*Work to complete*
Your task is to print the material below exactly as presented.
══════════
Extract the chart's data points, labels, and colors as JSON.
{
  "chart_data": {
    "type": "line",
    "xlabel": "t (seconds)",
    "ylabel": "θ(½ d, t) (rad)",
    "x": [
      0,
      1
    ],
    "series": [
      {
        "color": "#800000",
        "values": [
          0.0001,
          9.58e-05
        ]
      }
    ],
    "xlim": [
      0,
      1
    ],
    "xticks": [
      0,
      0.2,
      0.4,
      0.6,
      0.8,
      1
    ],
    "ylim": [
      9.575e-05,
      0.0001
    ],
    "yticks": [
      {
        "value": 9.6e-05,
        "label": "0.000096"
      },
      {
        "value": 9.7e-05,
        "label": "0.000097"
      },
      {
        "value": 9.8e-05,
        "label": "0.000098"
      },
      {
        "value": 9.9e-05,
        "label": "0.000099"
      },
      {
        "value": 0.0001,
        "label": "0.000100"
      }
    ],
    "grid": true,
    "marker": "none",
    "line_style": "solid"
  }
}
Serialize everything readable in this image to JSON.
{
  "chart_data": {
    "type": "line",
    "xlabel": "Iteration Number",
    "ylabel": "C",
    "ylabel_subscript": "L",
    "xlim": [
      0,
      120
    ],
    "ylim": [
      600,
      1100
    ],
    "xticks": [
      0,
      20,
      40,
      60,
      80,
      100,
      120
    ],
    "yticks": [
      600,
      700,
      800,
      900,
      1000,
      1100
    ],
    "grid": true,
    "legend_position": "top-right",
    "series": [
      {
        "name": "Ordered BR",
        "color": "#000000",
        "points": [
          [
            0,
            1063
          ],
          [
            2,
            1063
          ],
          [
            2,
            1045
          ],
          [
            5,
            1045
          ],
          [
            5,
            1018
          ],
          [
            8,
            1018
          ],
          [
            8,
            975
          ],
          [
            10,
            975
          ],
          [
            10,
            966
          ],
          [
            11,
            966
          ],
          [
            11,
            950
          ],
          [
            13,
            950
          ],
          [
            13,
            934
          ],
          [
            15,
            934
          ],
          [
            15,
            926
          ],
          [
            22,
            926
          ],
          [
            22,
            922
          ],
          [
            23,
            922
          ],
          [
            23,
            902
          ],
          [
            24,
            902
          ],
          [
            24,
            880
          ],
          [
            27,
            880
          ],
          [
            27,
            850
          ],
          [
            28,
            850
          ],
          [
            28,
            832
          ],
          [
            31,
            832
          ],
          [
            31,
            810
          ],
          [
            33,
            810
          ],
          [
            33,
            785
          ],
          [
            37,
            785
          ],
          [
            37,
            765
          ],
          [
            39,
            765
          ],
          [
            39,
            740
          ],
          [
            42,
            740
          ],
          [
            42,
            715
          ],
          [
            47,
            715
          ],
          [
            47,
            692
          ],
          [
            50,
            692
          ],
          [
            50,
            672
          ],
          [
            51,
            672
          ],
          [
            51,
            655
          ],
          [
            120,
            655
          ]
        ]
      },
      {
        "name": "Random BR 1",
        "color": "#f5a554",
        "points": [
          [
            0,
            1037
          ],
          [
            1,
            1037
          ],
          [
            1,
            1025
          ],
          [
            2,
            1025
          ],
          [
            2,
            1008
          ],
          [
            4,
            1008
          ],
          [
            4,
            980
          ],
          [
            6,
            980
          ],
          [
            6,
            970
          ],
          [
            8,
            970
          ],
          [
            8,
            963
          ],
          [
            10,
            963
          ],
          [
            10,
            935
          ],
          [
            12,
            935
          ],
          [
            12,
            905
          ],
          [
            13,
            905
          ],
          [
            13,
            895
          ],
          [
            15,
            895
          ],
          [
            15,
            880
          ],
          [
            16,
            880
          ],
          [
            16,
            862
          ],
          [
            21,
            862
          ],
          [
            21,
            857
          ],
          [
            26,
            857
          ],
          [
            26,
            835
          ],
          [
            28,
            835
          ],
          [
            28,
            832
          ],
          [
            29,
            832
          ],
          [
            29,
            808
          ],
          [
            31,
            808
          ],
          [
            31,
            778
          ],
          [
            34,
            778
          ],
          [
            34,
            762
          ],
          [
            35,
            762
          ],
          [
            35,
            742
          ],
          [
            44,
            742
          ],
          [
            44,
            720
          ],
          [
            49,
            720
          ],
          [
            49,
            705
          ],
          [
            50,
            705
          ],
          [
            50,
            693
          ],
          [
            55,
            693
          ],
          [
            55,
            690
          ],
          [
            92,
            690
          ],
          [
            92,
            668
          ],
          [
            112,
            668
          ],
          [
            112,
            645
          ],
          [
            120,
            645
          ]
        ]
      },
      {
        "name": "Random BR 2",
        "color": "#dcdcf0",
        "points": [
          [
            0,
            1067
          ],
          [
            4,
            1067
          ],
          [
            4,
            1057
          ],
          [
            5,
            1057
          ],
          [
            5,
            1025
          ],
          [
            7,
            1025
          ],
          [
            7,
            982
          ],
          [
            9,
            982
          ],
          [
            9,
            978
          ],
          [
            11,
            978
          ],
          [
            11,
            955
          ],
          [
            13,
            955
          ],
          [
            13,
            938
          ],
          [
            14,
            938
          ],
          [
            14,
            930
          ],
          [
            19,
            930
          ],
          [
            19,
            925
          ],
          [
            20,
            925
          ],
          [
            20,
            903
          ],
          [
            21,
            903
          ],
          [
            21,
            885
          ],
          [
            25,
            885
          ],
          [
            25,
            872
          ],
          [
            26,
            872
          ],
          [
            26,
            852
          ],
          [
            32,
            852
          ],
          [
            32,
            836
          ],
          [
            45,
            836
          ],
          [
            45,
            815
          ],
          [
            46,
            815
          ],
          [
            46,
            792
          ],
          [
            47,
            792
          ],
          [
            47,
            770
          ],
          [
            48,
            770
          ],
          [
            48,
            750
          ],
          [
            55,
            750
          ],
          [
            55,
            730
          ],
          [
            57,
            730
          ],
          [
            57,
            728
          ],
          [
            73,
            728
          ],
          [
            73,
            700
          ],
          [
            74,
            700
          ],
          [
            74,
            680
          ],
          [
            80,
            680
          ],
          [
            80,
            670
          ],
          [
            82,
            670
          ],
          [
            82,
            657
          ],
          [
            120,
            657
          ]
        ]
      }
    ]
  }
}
══════════
*Response to this task*
Extract the chart's data points, labels, and colors as JSON.
{
  "chart_data": {
    "type": "line",
    "xlabel": "t (seconds)",
    "ylabel": "θ(½ d, t) (rad)",
    "x": [
      0,
      1
    ],
    "series": [
      {
        "color": "#800000",
        "values": [
          0.0001,
          9.58e-05
        ]
      }
    ],
    "xlim": [
      0,
      1
    ],
    "xticks": [
      0,
      0.2,
      0.4,
      0.6,
      0.8,
      1
    ],
    "ylim": [
      9.575e-05,
      0.0001
    ],
    "yticks": [
      {
        "value": 9.6e-05,
        "label": "0.000096"
      },
      {
        "value": 9.7e-05,
        "label": "0.000097"
      },
      {
        "value": 9.8e-05,
        "label": "0.000098"
      },
      {
        "value": 9.9e-05,
        "label": "0.000099"
      },
      {
        "value": 0.0001,
        "label": "0.000100"
      }
    ],
    "grid": true,
    "marker": "none",
    "line_style": "solid"
  }
}
Serialize everything readable in this image to JSON.
{
  "chart_data": {
    "type": "line",
    "xlabel": "Iteration Number",
    "ylabel": "C",
    "ylabel_subscript": "L",
    "xlim": [
      0,
      120
    ],
    "ylim": [
      600,
      1100
    ],
    "xticks": [
      0,
      20,
      40,
      60,
      80,
      100,
      120
    ],
    "yticks": [
      600,
      700,
      800,
      900,
      1000,
      1100
    ],
    "grid": true,
    "legend_position": "top-right",
    "series": [
      {
        "name": "Ordered BR",
        "color": "#000000",
        "points": [
          [
            0,
            1063
          ],
          [
            2,
            1063
          ],
          [
            2,
            1045
          ],
          [
            5,
            1045
          ],
          [
            5,
            1018
          ],
          [
            8,
            1018
          ],
          [
            8,
            975
          ],
          [
            10,
            975
          ],
          [
            10,
            966
          ],
          [
            11,
            966
          ],
          [
            11,
            950
          ],
          [
            13,
            950
          ],
          [
            13,
            934
          ],
          [
            15,
            934
          ],
          [
            15,
            926
          ],
          [
            22,
            926
          ],
          [
            22,
            922
          ],
          [
            23,
            922
          ],
          [
            23,
            902
          ],
          [
            24,
            902
          ],
          [
            24,
            880
          ],
          [
            27,
            880
          ],
          [
            27,
            850
          ],
          [
            28,
            850
          ],
          [
            28,
            832
          ],
          [
            31,
            832
          ],
          [
            31,
            810
          ],
          [
            33,
            810
          ],
          [
            33,
            785
          ],
          [
            37,
            785
          ],
          [
            37,
            765
          ],
          [
            39,
            765
          ],
          [
            39,
            740
          ],
          [
            42,
            740
          ],
          [
            42,
            715
          ],
          [
            47,
            715
          ],
          [
            47,
            692
          ],
          [
            50,
            692
          ],
          [
            50,
            672
          ],
          [
            51,
            672
          ],
          [
            51,
            655
          ],
          [
            120,
            655
          ]
        ]
      },
      {
        "name": "Random BR 1",
        "color": "#f5a554",
        "points": [
          [
            0,
            1037
          ],
          [
            1,
            1037
          ],
          [
            1,
            1025
          ],
          [
            2,
            1025
          ],
          [
            2,
            1008
          ],
          [
            4,
            1008
          ],
          [
            4,
            980
          ],
          [
            6,
            980
          ],
          [
            6,
            970
          ],
          [
            8,
            970
          ],
          [
            8,
            963
          ],
          [
            10,
            963
          ],
          [
            10,
            935
          ],
          [
            12,
            935
          ],
          [
            12,
            905
          ],
          [
            13,
            905
          ],
          [
            13,
            895
          ],
          [
            15,
            895
          ],
          [
            15,
            880
          ],
          [
            16,
            880
          ],
          [
            16,
            862
          ],
          [
            21,
            862
          ],
          [
            21,
            857
          ],
          [
            26,
            857
          ],
          [
            26,
            835
          ],
          [
            28,
            835
          ],
          [
            28,
            832
          ],
          [
            29,
            832
          ],
          [
            29,
            808
          ],
          [
            31,
            808
          ],
          [
            31,
            778
          ],
          [
            34,
            778
          ],
          [
            34,
            762
          ],
          [
            35,
            762
          ],
          [
            35,
            742
          ],
          [
            44,
            742
          ],
          [
            44,
            720
          ],
          [
            49,
            720
          ],
          [
            49,
            705
          ],
          [
            50,
            705
          ],
          [
            50,
            693
          ],
          [
            55,
            693
          ],
          [
            55,
            690
          ],
          [
            92,
            690
          ],
          [
            92,
            668
          ],
          [
            112,
            668
          ],
          [
            112,
            645
          ],
          [
            120,
            645
          ]
        ]
      },
      {
        "name": "Random BR 2",
        "color": "#dcdcf0",
        "points": [
          [
            0,
            1067
          ],
          [
            4,
            1067
          ],
          [
            4,
            1057
          ],
          [
            5,
            1057
          ],
          [
            5,
            1025
          ],
          [
            7,
            1025
          ],
          [
            7,
            982
          ],
          [
            9,
            982
          ],
          [
            9,
            978
          ],
          [
            11,
            978
          ],
          [
            11,
            955
          ],
          [
            13,
            955
          ],
          [
            13,
            938
          ],
          [
            14,
            938
          ],
          [
            14,
            930
          ],
          [
            19,
            930
          ],
          [
            19,
            925
          ],
          [
            20,
            925
          ],
          [
            20,
            903
          ],
          [
            21,
            903
          ],
          [
            21,
            885
          ],
          [
            25,
            885
          ],
          [
            25,
            872
          ],
          [
            26,
            872
          ],
          [
            26,
            852
          ],
          [
            32,
            852
          ],
          [
            32,
            836
          ],
          [
            45,
            836
          ],
          [
            45,
            815
          ],
          [
            46,
            815
          ],
          [
            46,
            792
          ],
          [
            47,
            792
          ],
          [
            47,
            770
          ],
          [
            48,
            770
          ],
          [
            48,
            750
          ],
          [
            55,
            750
          ],
          [
            55,
            730
          ],
          [
            57,
            730
          ],
          [
            57,
            728
          ],
          [
            73,
            728
          ],
          [
            73,
            700
          ],
          [
            74,
            700
          ],
          [
            74,
            680
          ],
          [
            80,
            680
          ],
          [
            80,
            670
          ],
          [
            82,
            670
          ],
          [
            82,
            657
          ],
          [
            120,
            657
          ]
        ]
      }
    ]
  }
}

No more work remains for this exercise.